**Aim**
Identify each line containing the word "IMPL" and copy it.

**Excerpted records**
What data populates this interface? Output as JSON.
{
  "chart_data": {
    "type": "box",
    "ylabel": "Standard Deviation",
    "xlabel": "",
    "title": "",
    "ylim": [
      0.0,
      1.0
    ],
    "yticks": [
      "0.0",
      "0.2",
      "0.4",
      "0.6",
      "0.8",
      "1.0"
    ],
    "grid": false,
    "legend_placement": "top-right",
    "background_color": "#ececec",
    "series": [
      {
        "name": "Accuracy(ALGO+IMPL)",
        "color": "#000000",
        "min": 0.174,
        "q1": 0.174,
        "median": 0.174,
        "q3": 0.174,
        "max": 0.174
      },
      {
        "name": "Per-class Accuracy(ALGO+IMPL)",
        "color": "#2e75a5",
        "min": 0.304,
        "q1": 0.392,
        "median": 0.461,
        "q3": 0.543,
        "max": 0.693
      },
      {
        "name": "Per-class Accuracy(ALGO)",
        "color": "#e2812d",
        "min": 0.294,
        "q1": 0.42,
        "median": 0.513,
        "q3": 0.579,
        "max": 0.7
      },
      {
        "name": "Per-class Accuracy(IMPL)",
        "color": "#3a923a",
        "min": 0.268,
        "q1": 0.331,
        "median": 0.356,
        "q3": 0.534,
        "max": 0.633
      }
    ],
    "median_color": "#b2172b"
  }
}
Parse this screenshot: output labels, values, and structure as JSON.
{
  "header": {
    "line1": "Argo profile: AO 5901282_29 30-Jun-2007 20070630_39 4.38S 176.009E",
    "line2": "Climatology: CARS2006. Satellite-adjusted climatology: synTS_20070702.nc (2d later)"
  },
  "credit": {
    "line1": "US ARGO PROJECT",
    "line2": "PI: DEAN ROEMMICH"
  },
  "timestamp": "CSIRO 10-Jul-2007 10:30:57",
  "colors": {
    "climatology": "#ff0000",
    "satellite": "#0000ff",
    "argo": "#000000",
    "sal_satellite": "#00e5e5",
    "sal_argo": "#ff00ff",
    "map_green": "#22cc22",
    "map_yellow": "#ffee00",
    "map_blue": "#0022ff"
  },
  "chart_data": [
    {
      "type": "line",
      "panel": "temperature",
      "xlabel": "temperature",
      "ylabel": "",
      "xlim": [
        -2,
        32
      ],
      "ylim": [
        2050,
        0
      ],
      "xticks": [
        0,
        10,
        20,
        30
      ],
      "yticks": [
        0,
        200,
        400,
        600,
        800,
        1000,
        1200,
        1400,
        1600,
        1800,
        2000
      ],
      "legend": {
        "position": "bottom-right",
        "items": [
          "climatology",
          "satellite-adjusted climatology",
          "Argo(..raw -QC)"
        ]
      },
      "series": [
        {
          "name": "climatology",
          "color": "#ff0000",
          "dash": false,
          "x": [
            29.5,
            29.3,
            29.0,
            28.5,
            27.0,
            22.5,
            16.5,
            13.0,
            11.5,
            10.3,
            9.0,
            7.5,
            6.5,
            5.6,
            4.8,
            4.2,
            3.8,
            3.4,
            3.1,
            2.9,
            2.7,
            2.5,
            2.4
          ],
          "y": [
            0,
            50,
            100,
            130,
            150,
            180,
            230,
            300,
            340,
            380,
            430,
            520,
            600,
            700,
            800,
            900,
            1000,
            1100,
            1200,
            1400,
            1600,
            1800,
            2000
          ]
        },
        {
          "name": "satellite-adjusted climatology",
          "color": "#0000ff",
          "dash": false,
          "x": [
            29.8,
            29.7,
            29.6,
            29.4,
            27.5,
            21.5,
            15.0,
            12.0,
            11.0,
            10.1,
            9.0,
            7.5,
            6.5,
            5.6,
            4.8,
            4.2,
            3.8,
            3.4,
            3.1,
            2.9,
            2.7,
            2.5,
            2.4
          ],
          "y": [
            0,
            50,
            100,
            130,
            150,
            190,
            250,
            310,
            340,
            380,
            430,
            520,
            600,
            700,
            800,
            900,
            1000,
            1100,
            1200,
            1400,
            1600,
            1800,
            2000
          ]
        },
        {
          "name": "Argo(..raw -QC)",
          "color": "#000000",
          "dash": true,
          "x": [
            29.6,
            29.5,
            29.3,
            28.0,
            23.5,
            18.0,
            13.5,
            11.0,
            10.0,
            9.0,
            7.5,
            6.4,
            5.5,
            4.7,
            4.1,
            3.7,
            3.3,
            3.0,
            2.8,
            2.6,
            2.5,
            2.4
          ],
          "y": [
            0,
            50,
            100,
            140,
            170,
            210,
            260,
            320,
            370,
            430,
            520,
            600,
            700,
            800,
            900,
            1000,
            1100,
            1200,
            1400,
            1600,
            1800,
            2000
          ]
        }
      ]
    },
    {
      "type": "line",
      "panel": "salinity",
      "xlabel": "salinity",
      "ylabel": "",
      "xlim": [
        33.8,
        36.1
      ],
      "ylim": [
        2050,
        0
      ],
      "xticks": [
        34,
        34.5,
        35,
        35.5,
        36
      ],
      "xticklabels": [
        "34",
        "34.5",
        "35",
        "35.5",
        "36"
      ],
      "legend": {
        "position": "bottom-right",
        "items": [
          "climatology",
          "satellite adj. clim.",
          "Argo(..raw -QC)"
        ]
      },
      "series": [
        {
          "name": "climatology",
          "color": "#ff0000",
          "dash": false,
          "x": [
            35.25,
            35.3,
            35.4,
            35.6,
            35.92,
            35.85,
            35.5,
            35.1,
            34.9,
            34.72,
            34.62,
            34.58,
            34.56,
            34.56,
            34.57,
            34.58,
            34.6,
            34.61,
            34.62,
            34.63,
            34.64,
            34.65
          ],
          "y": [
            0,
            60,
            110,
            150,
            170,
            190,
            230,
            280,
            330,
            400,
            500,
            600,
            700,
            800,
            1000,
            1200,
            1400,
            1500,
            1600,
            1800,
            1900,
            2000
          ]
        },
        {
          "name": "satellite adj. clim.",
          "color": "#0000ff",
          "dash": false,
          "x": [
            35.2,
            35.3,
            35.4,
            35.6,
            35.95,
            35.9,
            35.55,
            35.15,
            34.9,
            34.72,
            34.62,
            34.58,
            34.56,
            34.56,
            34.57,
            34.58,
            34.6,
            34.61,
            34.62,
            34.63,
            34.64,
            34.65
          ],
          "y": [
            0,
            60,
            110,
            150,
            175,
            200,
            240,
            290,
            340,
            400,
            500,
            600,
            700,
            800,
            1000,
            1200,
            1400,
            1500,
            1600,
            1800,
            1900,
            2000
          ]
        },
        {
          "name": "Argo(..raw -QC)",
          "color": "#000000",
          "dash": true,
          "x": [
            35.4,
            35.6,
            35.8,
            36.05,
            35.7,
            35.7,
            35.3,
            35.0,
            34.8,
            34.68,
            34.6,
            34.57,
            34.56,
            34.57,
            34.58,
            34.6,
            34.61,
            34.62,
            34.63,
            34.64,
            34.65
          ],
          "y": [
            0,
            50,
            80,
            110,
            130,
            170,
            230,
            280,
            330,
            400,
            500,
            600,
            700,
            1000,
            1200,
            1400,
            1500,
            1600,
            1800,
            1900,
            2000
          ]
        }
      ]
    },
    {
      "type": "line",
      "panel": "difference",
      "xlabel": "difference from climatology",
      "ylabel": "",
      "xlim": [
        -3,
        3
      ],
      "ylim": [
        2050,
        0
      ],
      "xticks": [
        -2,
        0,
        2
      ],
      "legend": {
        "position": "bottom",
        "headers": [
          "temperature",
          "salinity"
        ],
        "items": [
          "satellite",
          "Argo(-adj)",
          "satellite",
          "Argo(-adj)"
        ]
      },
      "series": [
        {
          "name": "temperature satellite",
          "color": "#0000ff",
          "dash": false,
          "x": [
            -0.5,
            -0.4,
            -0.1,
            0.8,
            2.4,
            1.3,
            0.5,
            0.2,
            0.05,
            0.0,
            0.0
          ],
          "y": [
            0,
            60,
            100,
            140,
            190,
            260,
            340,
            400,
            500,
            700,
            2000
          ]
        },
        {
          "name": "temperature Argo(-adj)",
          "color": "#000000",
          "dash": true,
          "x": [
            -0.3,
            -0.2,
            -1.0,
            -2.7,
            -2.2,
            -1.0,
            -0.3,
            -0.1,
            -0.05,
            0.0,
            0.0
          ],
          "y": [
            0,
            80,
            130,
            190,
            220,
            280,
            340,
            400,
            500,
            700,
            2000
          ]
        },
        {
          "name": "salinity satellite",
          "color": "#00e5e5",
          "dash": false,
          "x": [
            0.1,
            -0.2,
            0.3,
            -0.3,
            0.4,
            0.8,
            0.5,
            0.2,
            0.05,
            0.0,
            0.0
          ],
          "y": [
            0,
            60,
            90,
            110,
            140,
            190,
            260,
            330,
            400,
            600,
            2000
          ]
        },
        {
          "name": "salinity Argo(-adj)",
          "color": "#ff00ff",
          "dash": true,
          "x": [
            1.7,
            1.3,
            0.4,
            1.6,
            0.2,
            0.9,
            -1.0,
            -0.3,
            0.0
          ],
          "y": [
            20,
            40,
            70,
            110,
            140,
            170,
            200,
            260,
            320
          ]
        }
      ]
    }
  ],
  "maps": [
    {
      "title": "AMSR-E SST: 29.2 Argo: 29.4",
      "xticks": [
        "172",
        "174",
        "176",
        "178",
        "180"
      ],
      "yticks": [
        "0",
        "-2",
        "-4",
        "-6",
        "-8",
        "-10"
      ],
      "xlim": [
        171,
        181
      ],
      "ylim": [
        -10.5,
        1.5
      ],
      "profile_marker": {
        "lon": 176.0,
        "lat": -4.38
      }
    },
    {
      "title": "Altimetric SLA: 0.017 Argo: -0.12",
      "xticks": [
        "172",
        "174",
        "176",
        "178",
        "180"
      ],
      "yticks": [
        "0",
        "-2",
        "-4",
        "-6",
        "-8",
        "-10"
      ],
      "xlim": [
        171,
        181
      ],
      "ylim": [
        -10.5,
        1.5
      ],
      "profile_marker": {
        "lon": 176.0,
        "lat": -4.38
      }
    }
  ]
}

**Result for this task**
        "name": "Accuracy(ALGO+IMPL)",
        "name": "Per-class Accuracy(ALGO+IMPL)",
        "name": "Per-class Accuracy(IMPL)",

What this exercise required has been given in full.